> [RECORD EXCERPTS]:
▼▼▼

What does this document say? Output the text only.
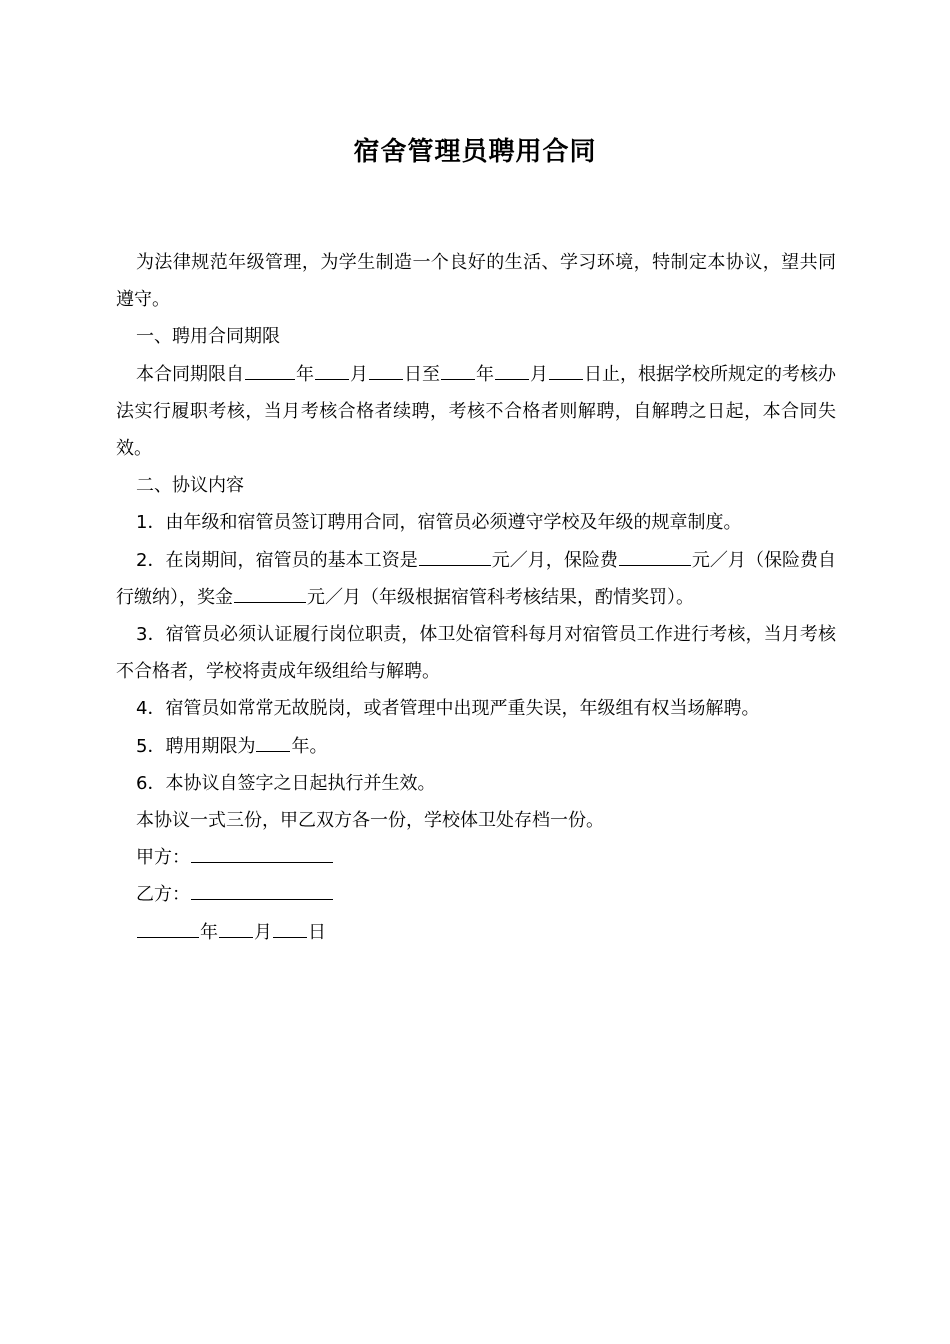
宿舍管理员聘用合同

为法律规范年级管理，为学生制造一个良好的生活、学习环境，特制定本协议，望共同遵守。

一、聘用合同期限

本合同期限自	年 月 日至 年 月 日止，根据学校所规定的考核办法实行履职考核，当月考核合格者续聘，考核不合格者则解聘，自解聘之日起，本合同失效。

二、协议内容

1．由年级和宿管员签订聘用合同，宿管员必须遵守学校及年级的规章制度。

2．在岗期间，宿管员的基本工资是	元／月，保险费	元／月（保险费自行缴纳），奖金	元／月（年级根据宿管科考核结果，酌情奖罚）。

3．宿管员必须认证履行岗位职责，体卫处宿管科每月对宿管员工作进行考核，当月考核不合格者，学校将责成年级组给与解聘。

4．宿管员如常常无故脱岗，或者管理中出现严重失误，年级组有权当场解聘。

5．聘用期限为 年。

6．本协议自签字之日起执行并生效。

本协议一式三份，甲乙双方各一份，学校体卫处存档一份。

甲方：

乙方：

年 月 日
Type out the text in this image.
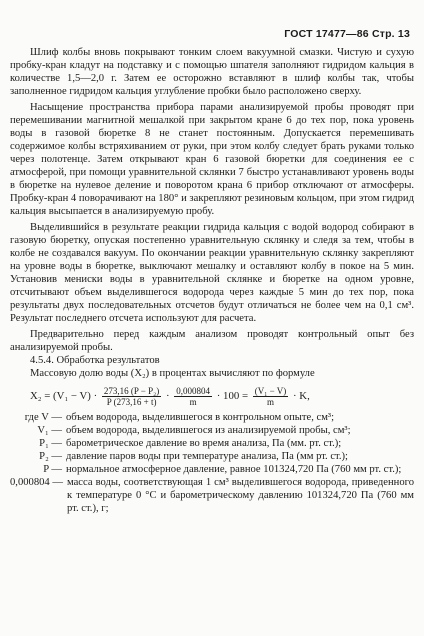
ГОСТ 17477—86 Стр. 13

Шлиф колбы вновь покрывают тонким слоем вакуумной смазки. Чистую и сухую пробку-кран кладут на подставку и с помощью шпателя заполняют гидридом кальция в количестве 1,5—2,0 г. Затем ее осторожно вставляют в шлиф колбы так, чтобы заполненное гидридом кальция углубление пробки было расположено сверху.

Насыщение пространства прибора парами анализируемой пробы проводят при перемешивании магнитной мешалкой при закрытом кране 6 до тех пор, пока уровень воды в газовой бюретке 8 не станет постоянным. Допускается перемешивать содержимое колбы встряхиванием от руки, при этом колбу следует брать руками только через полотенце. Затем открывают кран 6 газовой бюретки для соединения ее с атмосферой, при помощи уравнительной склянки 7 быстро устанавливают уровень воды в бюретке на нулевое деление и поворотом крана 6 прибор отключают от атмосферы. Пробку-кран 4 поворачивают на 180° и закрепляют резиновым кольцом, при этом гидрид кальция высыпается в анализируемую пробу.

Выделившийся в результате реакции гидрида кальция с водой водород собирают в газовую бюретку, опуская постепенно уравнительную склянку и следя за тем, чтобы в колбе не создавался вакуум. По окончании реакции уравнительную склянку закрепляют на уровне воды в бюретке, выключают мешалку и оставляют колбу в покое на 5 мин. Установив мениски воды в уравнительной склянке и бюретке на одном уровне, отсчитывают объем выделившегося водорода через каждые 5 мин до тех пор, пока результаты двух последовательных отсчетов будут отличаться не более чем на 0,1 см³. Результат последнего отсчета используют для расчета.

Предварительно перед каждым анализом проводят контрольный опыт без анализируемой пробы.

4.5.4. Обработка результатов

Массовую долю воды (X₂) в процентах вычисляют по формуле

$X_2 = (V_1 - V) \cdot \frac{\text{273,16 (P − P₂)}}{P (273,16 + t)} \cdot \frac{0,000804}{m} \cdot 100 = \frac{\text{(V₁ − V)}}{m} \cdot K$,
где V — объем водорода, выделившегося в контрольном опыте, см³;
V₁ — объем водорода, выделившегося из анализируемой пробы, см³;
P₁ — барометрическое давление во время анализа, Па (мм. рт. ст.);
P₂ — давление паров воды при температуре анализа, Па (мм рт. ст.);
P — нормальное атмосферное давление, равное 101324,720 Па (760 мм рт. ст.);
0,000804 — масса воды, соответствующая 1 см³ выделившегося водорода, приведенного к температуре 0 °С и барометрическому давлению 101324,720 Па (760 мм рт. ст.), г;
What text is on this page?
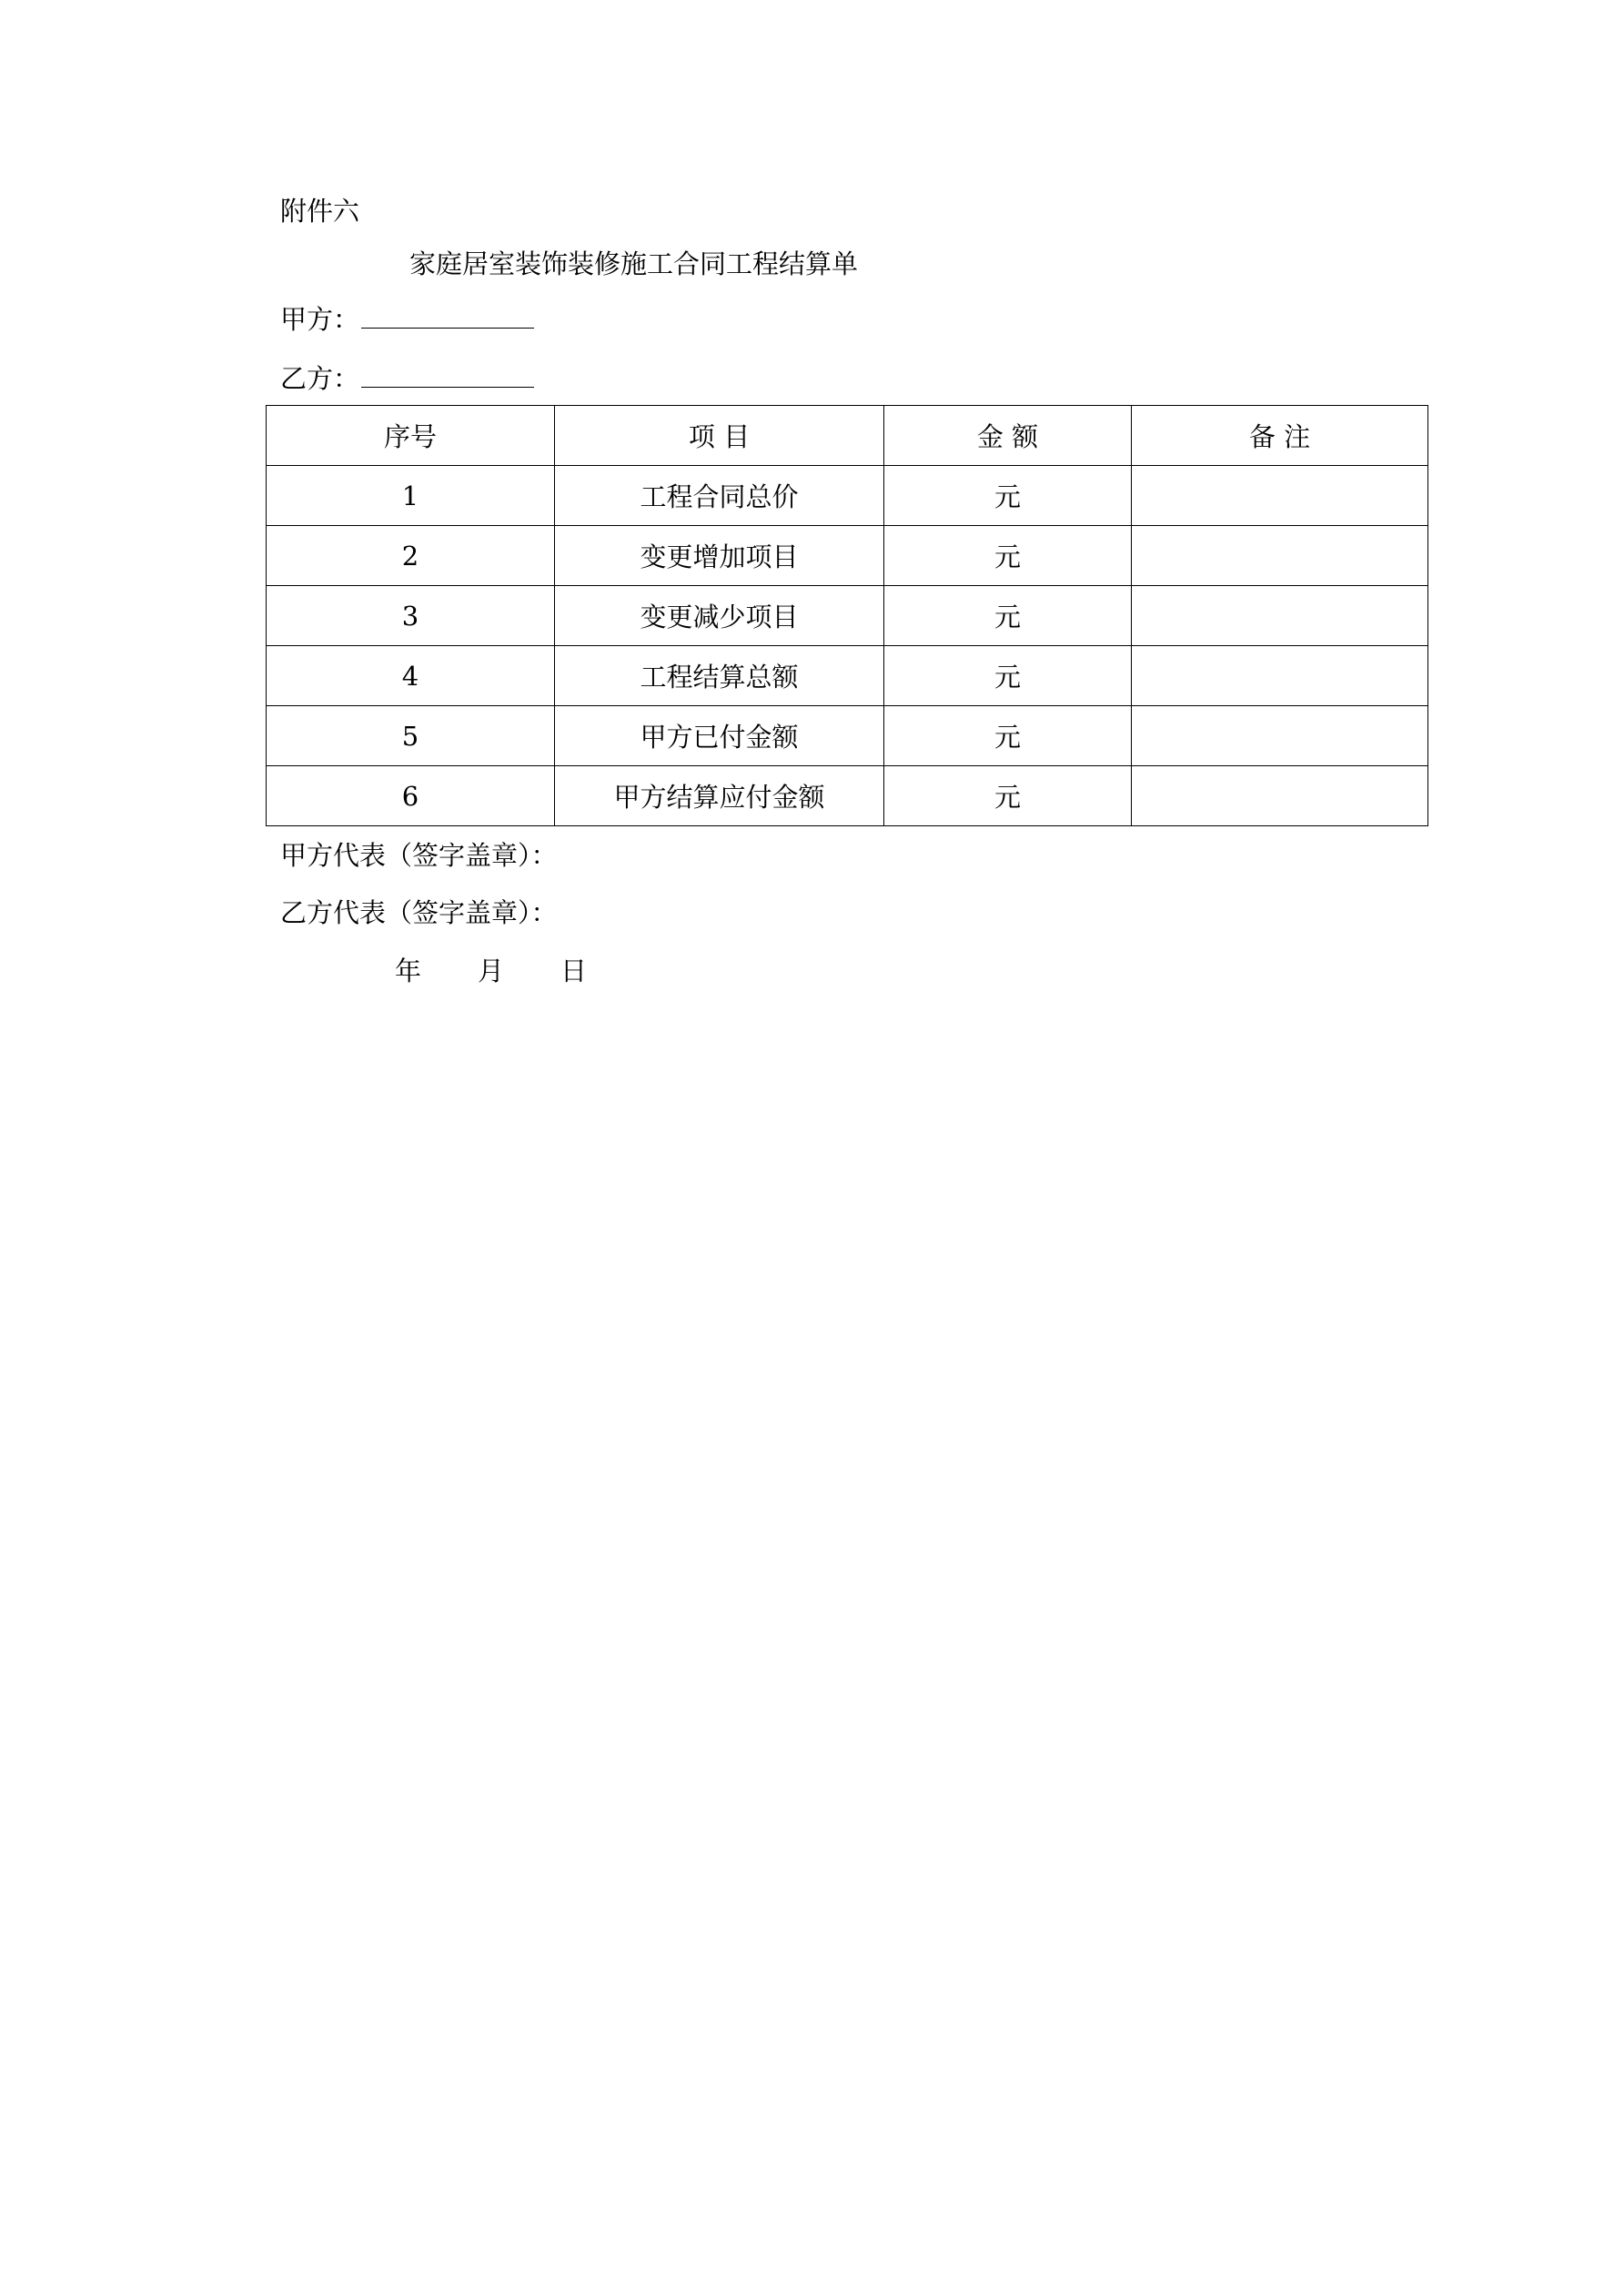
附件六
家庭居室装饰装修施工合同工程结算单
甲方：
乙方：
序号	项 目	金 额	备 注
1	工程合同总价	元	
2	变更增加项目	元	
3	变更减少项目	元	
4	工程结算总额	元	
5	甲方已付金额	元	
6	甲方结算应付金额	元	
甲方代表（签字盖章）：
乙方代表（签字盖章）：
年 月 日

▲▲▲

> [WHAT IS ASKED]: Your task is to gather every line with the word "объем" and copy it.

> [COMPLETED TASK]:
Выделившийся в результате реакции гидрида кальция с водой водород собирают в газовую бюретку, опуская постепенно уравнительную склянку и следя за тем, чтобы в колбе не создавался вакуум. По окончании реакции уравнительную склянку закрепляют на уровне воды в бюретке, выключают мешалку и оставляют колбу в покое на 5 мин. Установив мениски воды в уравнительной склянке и бюретке на одном уровне, отсчитывают объем выделившегося водорода через каждые 5 мин до тех пор, пока результаты двух последовательных отсчетов будут отличаться не более чем на 0,1 см³. Результат последнего отсчета используют для расчета.
где V — объем водорода, выделившегося в контрольном опыте, см³;
V₁ — объем водорода, выделившегося из анализируемой пробы, см³;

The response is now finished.